─── ENTRIES SHOWN ───
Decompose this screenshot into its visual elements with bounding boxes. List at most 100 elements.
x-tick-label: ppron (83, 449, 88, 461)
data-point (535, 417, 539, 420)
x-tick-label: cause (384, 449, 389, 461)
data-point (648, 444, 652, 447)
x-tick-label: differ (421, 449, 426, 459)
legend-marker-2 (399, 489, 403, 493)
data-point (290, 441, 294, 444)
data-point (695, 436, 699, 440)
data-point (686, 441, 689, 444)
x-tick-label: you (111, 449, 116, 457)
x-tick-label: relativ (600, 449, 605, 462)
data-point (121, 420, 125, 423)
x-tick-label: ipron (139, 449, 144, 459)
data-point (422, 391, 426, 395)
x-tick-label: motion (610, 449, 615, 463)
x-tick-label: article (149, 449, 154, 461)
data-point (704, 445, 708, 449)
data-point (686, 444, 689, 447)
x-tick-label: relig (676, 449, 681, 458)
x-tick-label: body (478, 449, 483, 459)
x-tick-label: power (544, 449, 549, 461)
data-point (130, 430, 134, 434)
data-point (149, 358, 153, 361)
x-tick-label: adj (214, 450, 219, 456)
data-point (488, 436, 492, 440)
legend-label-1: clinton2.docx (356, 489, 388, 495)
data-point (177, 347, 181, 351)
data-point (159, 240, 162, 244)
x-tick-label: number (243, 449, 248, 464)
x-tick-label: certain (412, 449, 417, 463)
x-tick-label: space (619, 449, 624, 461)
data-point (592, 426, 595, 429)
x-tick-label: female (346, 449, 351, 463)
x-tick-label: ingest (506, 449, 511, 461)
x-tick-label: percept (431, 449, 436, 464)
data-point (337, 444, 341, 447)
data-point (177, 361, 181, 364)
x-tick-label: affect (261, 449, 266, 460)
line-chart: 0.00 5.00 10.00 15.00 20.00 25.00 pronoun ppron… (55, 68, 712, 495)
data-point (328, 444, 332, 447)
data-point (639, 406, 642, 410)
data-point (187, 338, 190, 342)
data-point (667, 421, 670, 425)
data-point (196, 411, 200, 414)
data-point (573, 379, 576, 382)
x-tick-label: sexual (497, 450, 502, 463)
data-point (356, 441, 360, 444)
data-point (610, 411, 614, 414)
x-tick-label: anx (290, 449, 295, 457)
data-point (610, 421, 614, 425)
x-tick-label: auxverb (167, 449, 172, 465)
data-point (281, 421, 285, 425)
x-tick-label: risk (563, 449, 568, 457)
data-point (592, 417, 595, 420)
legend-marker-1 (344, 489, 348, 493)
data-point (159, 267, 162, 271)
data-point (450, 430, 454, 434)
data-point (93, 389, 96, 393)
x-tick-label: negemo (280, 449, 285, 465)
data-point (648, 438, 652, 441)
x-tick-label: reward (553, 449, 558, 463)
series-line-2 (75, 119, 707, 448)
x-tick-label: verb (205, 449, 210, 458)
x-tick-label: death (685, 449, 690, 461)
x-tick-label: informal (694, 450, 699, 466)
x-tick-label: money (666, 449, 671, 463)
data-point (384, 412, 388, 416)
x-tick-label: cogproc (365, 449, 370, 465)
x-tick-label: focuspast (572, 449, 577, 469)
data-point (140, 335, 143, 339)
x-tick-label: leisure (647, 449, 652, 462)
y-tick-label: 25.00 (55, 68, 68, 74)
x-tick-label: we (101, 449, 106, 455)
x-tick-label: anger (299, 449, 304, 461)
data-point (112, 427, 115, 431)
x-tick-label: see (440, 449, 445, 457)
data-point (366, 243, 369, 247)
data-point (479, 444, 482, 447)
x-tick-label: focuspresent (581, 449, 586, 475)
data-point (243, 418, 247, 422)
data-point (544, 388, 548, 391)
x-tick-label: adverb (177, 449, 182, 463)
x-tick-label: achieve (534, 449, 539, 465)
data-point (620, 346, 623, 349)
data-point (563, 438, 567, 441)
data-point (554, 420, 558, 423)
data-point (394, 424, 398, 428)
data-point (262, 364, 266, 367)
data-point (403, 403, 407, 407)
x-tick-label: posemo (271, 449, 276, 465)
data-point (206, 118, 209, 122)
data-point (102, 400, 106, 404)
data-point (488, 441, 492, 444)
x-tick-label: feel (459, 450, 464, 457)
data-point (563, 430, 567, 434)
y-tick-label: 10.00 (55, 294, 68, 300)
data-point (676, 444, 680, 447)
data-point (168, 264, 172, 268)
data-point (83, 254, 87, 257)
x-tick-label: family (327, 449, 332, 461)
───
Copy every line of the material above without changing a single character.

## TASK RESULT
Decompose this screenshot into its visual elements with bounding boxes. List at most 100 elements.
x-tick-label: ppron (83, 449, 88, 461)
data-point (535, 417, 539, 420)
x-tick-label: cause (384, 449, 389, 461)
data-point (648, 444, 652, 447)
x-tick-label: differ (421, 449, 426, 459)
legend-marker-2 (399, 489, 403, 493)
data-point (290, 441, 294, 444)
data-point (695, 436, 699, 440)
data-point (686, 441, 689, 444)
x-tick-label: you (111, 449, 116, 457)
x-tick-label: relativ (600, 449, 605, 462)
data-point (121, 420, 125, 423)
x-tick-label: ipron (139, 449, 144, 459)
data-point (422, 391, 426, 395)
x-tick-label: motion (610, 449, 615, 463)
x-tick-label: article (149, 449, 154, 461)
data-point (704, 445, 708, 449)
data-point (686, 444, 689, 447)
x-tick-label: relig (676, 449, 681, 458)
x-tick-label: body (478, 449, 483, 459)
x-tick-label: power (544, 449, 549, 461)
data-point (130, 430, 134, 434)
data-point (149, 358, 153, 361)
x-tick-label: adj (214, 450, 219, 456)
data-point (488, 436, 492, 440)
legend-label-1: clinton2.docx (356, 489, 388, 495)
data-point (177, 347, 181, 351)
data-point (159, 240, 162, 244)
x-tick-label: number (243, 449, 248, 464)
x-tick-label: certain (412, 449, 417, 463)
x-tick-label: space (619, 449, 624, 461)
data-point (592, 426, 595, 429)
x-tick-label: female (346, 449, 351, 463)
x-tick-label: ingest (506, 449, 511, 461)
x-tick-label: percept (431, 449, 436, 464)
data-point (337, 444, 341, 447)
data-point (177, 361, 181, 364)
x-tick-label: affect (261, 449, 266, 460)
line-chart: 0.00 5.00 10.00 15.00 20.00 25.00 pronoun ppron… (55, 68, 712, 495)
data-point (328, 444, 332, 447)
data-point (639, 406, 642, 410)
data-point (187, 338, 190, 342)
data-point (667, 421, 670, 425)
data-point (196, 411, 200, 414)
data-point (573, 379, 576, 382)
x-tick-label: sexual (497, 450, 502, 463)
data-point (356, 441, 360, 444)
data-point (610, 411, 614, 414)
x-tick-label: anx (290, 449, 295, 457)
data-point (610, 421, 614, 425)
x-tick-label: auxverb (167, 449, 172, 465)
data-point (281, 421, 285, 425)
x-tick-label: risk (563, 449, 568, 457)
data-point (592, 417, 595, 420)
legend-marker-1 (344, 489, 348, 493)
data-point (159, 267, 162, 271)
data-point (450, 430, 454, 434)
data-point (93, 389, 96, 393)
x-tick-label: negemo (280, 449, 285, 465)
data-point (648, 438, 652, 441)
x-tick-label: reward (553, 449, 558, 463)
series-line-2 (75, 119, 707, 448)
x-tick-label: verb (205, 449, 210, 458)
x-tick-label: death (685, 449, 690, 461)
x-tick-label: informal (694, 450, 699, 466)
x-tick-label: money (666, 449, 671, 463)
data-point (384, 412, 388, 416)
x-tick-label: cogproc (365, 449, 370, 465)
x-tick-label: focuspast (572, 449, 577, 469)
data-point (140, 335, 143, 339)
x-tick-label: leisure (647, 449, 652, 462)
y-tick-label: 25.00 (55, 68, 68, 74)
x-tick-label: we (101, 449, 106, 455)
x-tick-label: anger (299, 449, 304, 461)
data-point (112, 427, 115, 431)
x-tick-label: see (440, 449, 445, 457)
data-point (366, 243, 369, 247)
data-point (479, 444, 482, 447)
x-tick-label: focuspresent (581, 449, 586, 475)
data-point (243, 418, 247, 422)
data-point (544, 388, 548, 391)
x-tick-label: adverb (177, 449, 182, 463)
x-tick-label: achieve (534, 449, 539, 465)
data-point (620, 346, 623, 349)
data-point (563, 438, 567, 441)
data-point (554, 420, 558, 423)
data-point (394, 424, 398, 428)
data-point (262, 364, 266, 367)
data-point (403, 403, 407, 407)
x-tick-label: posemo (271, 449, 276, 465)
data-point (206, 118, 209, 122)
data-point (102, 400, 106, 404)
data-point (488, 441, 492, 444)
x-tick-label: feel (459, 450, 464, 457)
data-point (563, 430, 567, 434)
y-tick-label: 10.00 (55, 294, 68, 300)
data-point (676, 444, 680, 447)
data-point (168, 264, 172, 268)
data-point (83, 254, 87, 257)
x-tick-label: family (327, 449, 332, 461)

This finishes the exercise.